_Challenge_. Extract, exactly as written, all lines of the material below from the line that includes "Give me a plain-text" through its last line.

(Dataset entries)
******************************

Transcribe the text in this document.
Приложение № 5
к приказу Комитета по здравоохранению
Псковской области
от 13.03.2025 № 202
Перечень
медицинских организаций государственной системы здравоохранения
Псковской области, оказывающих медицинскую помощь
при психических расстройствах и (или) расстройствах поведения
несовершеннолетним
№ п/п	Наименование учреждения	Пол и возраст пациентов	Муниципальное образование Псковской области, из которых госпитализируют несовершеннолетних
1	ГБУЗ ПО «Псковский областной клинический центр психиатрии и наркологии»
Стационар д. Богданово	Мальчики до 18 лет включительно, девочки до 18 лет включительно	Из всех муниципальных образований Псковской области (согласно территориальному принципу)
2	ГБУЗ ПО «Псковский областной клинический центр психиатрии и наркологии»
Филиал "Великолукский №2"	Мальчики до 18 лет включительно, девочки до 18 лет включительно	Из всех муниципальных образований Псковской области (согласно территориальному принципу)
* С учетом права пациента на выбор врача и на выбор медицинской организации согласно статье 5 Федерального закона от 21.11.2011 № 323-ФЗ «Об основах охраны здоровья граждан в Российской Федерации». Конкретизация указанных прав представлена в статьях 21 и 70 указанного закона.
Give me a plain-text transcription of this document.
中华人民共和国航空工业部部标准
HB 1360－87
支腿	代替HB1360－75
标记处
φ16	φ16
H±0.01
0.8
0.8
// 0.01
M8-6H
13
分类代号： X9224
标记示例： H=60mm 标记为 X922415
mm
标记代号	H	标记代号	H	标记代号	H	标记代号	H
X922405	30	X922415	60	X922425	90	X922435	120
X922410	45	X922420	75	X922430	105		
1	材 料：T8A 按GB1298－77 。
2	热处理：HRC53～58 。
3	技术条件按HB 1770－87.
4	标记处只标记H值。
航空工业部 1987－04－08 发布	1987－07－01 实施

******************************

_Exercise response_.
Give me a plain-text transcription of this document.
中华人民共和国航空工业部部标准
HB 1360－87
支腿	代替HB1360－75
标记处
φ16	φ16
H±0.01
0.8
0.8
// 0.01
M8-6H
13
分类代号： X9224
标记示例： H=60mm 标记为 X922415
mm
标记代号	H	标记代号	H	标记代号	H	标记代号	H
X922405	30	X922415	60	X922425	90	X922435	120
X922410	45	X922420	75	X922430	105		
1	材 料：T8A 按GB1298－77 。
2	热处理：HRC53～58 。
3	技术条件按HB 1770－87.
4	标记处只标记H值。
航空工业部 1987－04－08 发布	1987－07－01 实施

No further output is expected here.